— GOAL —
Your task is to copy the listing exactly. Drop any pictures from the copy.

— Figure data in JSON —
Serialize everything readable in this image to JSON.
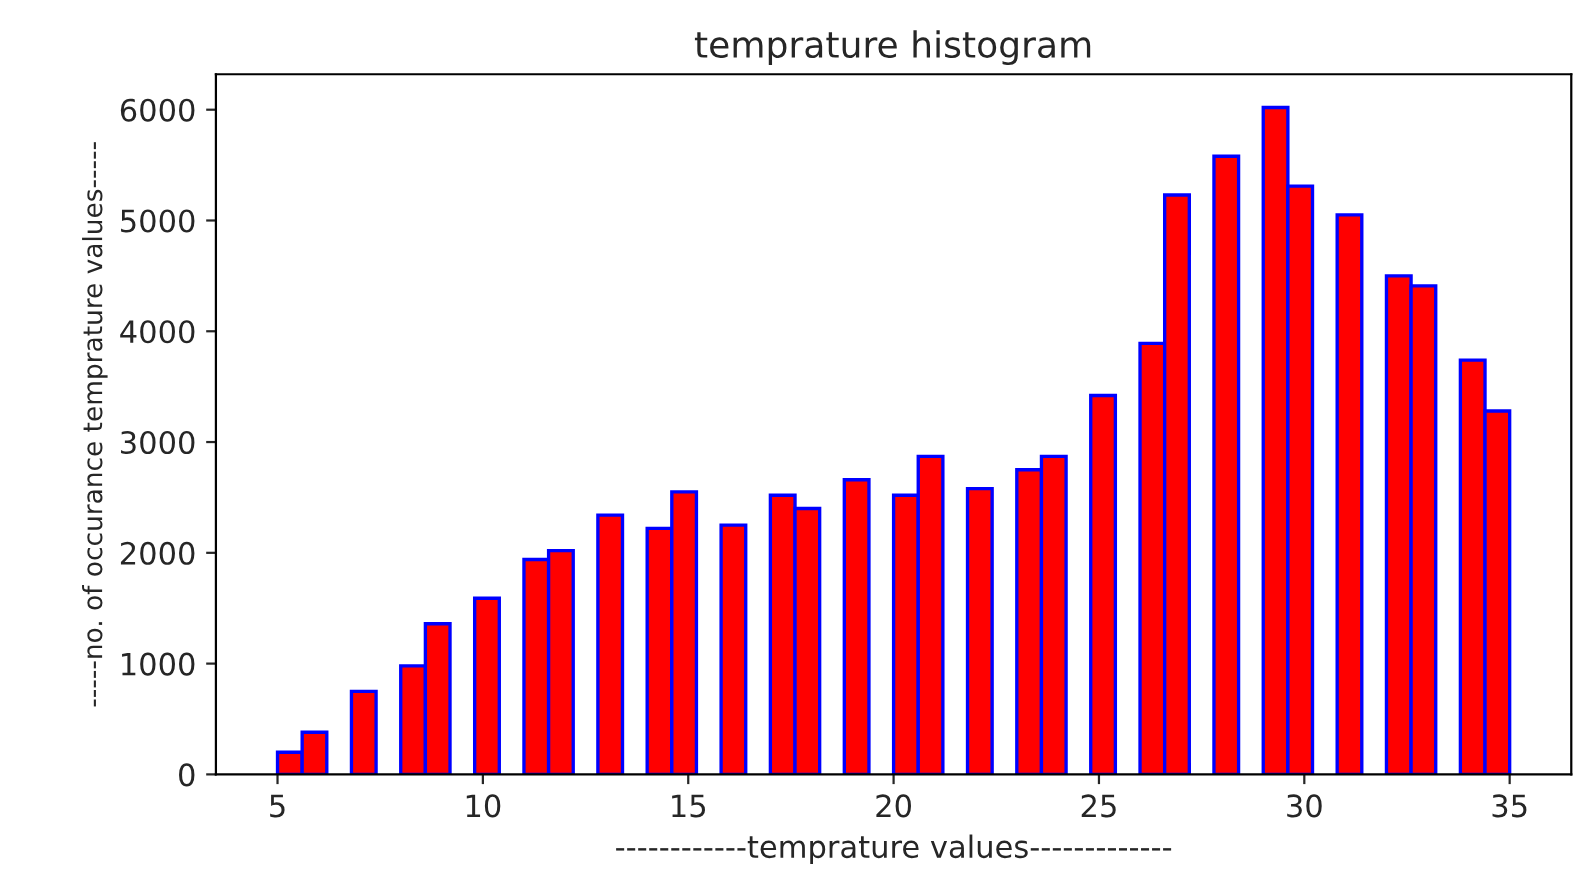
{
  "chart_data": {
    "type": "histogram",
    "title": "temprature histogram",
    "xlabel": "------------temprature values-------------",
    "ylabel": "-----no. of occurance temprature values-----",
    "bins": [
      5,
      5.6,
      6.2,
      6.8,
      7.4,
      8,
      8.6,
      9.2,
      9.8,
      10.4,
      11,
      11.6,
      12.2,
      12.8,
      13.4,
      14,
      14.6,
      15.2,
      15.8,
      16.4,
      17,
      17.6,
      18.2,
      18.8,
      19.4,
      20,
      20.6,
      21.2,
      21.8,
      22.4,
      23,
      23.6,
      24.2,
      24.8,
      25.4,
      26,
      26.6,
      27.2,
      27.8,
      28.4,
      29,
      29.6,
      30.2,
      30.8,
      31.4,
      32,
      32.6,
      33.2,
      33.8,
      34.4,
      35
    ],
    "values": [
      200,
      380,
      0,
      750,
      0,
      980,
      1360,
      0,
      1590,
      0,
      1940,
      2020,
      0,
      2340,
      0,
      2220,
      2550,
      0,
      2250,
      0,
      2520,
      2400,
      0,
      2660,
      0,
      2520,
      2870,
      0,
      2580,
      0,
      2750,
      2870,
      0,
      3420,
      0,
      3890,
      5230,
      0,
      5580,
      0,
      6020,
      5310,
      0,
      5050,
      0,
      4500,
      4410,
      0,
      3740,
      3280
    ],
    "color": "#ff0000",
    "xlim": [
      3.5,
      36.5
    ],
    "ylim": [
      0,
      6320
    ],
    "xticks": [
      5,
      10,
      15,
      20,
      25,
      30,
      35
    ],
    "yticks": [
      0,
      1000,
      2000,
      3000,
      4000,
      5000,
      6000
    ],
    "grid": false,
    "legend": false
  }
}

— RESPONSE —
Serialize everything readable in this image to JSON.
{
  "chart_data": {
    "type": "histogram",
    "title": "temprature histogram",
    "xlabel": "------------temprature values-------------",
    "ylabel": "-----no. of occurance temprature values-----",
    "bins": [
      5,
      5.6,
      6.2,
      6.8,
      7.4,
      8,
      8.6,
      9.2,
      9.8,
      10.4,
      11,
      11.6,
      12.2,
      12.8,
      13.4,
      14,
      14.6,
      15.2,
      15.8,
      16.4,
      17,
      17.6,
      18.2,
      18.8,
      19.4,
      20,
      20.6,
      21.2,
      21.8,
      22.4,
      23,
      23.6,
      24.2,
      24.8,
      25.4,
      26,
      26.6,
      27.2,
      27.8,
      28.4,
      29,
      29.6,
      30.2,
      30.8,
      31.4,
      32,
      32.6,
      33.2,
      33.8,
      34.4,
      35
    ],
    "values": [
      200,
      380,
      0,
      750,
      0,
      980,
      1360,
      0,
      1590,
      0,
      1940,
      2020,
      0,
      2340,
      0,
      2220,
      2550,
      0,
      2250,
      0,
      2520,
      2400,
      0,
      2660,
      0,
      2520,
      2870,
      0,
      2580,
      0,
      2750,
      2870,
      0,
      3420,
      0,
      3890,
      5230,
      0,
      5580,
      0,
      6020,
      5310,
      0,
      5050,
      0,
      4500,
      4410,
      0,
      3740,
      3280
    ],
    "color": "#ff0000",
    "xlim": [
      3.5,
      36.5
    ],
    "ylim": [
      0,
      6320
    ],
    "xticks": [
      5,
      10,
      15,
      20,
      25,
      30,
      35
    ],
    "yticks": [
      0,
      1000,
      2000,
      3000,
      4000,
      5000,
      6000
    ],
    "grid": false,
    "legend": false
  }
}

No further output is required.